**Problem requirements**
Quote each record exactly, please, leaving none out.

Entries with figure data
----------------

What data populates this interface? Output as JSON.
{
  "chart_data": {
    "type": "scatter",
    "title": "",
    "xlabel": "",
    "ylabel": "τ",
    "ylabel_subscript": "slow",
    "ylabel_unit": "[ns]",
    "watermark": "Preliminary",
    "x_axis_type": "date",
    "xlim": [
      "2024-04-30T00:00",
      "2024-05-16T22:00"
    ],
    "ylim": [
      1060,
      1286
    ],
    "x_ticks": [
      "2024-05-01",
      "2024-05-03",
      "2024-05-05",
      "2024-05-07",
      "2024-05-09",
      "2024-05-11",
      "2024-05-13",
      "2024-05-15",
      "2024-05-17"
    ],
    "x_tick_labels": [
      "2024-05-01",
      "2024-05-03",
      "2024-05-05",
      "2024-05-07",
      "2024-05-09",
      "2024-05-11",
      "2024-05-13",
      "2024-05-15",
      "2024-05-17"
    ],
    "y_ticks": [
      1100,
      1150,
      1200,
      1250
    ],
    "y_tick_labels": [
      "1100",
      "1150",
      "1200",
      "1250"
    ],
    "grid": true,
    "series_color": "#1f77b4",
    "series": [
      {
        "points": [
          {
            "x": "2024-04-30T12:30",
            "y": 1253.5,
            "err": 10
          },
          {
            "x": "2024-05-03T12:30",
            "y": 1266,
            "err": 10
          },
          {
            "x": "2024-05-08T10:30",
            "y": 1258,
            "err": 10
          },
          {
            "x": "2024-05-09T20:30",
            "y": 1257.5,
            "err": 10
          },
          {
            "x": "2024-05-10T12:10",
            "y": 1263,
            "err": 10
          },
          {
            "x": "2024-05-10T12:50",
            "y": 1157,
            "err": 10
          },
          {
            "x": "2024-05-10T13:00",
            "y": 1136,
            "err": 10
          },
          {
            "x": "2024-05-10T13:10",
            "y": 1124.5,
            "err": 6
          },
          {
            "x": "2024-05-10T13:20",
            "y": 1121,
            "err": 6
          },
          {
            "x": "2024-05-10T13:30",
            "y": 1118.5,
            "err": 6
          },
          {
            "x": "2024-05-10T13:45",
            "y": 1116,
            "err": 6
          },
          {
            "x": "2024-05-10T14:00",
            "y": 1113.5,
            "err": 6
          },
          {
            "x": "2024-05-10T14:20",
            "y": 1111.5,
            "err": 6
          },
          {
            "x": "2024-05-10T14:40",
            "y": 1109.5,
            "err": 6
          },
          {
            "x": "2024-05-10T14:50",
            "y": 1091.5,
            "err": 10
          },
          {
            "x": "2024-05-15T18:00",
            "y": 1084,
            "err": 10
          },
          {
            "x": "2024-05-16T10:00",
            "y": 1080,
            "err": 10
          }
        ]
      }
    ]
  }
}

----------------

**Complete response**
What data populates this interface? Output as JSON.
{
  "chart_data": {
    "type": "scatter",
    "title": "",
    "xlabel": "",
    "ylabel": "τ",
    "ylabel_subscript": "slow",
    "ylabel_unit": "[ns]",
    "watermark": "Preliminary",
    "x_axis_type": "date",
    "xlim": [
      "2024-04-30T00:00",
      "2024-05-16T22:00"
    ],
    "ylim": [
      1060,
      1286
    ],
    "x_ticks": [
      "2024-05-01",
      "2024-05-03",
      "2024-05-05",
      "2024-05-07",
      "2024-05-09",
      "2024-05-11",
      "2024-05-13",
      "2024-05-15",
      "2024-05-17"
    ],
    "x_tick_labels": [
      "2024-05-01",
      "2024-05-03",
      "2024-05-05",
      "2024-05-07",
      "2024-05-09",
      "2024-05-11",
      "2024-05-13",
      "2024-05-15",
      "2024-05-17"
    ],
    "y_ticks": [
      1100,
      1150,
      1200,
      1250
    ],
    "y_tick_labels": [
      "1100",
      "1150",
      "1200",
      "1250"
    ],
    "grid": true,
    "series_color": "#1f77b4",
    "series": [
      {
        "points": [
          {
            "x": "2024-04-30T12:30",
            "y": 1253.5,
            "err": 10
          },
          {
            "x": "2024-05-03T12:30",
            "y": 1266,
            "err": 10
          },
          {
            "x": "2024-05-08T10:30",
            "y": 1258,
            "err": 10
          },
          {
            "x": "2024-05-09T20:30",
            "y": 1257.5,
            "err": 10
          },
          {
            "x": "2024-05-10T12:10",
            "y": 1263,
            "err": 10
          },
          {
            "x": "2024-05-10T12:50",
            "y": 1157,
            "err": 10
          },
          {
            "x": "2024-05-10T13:00",
            "y": 1136,
            "err": 10
          },
          {
            "x": "2024-05-10T13:10",
            "y": 1124.5,
            "err": 6
          },
          {
            "x": "2024-05-10T13:20",
            "y": 1121,
            "err": 6
          },
          {
            "x": "2024-05-10T13:30",
            "y": 1118.5,
            "err": 6
          },
          {
            "x": "2024-05-10T13:45",
            "y": 1116,
            "err": 6
          },
          {
            "x": "2024-05-10T14:00",
            "y": 1113.5,
            "err": 6
          },
          {
            "x": "2024-05-10T14:20",
            "y": 1111.5,
            "err": 6
          },
          {
            "x": "2024-05-10T14:40",
            "y": 1109.5,
            "err": 6
          },
          {
            "x": "2024-05-10T14:50",
            "y": 1091.5,
            "err": 10
          },
          {
            "x": "2024-05-15T18:00",
            "y": 1084,
            "err": 10
          },
          {
            "x": "2024-05-16T10:00",
            "y": 1080,
            "err": 10
          }
        ]
      }
    ]
  }
}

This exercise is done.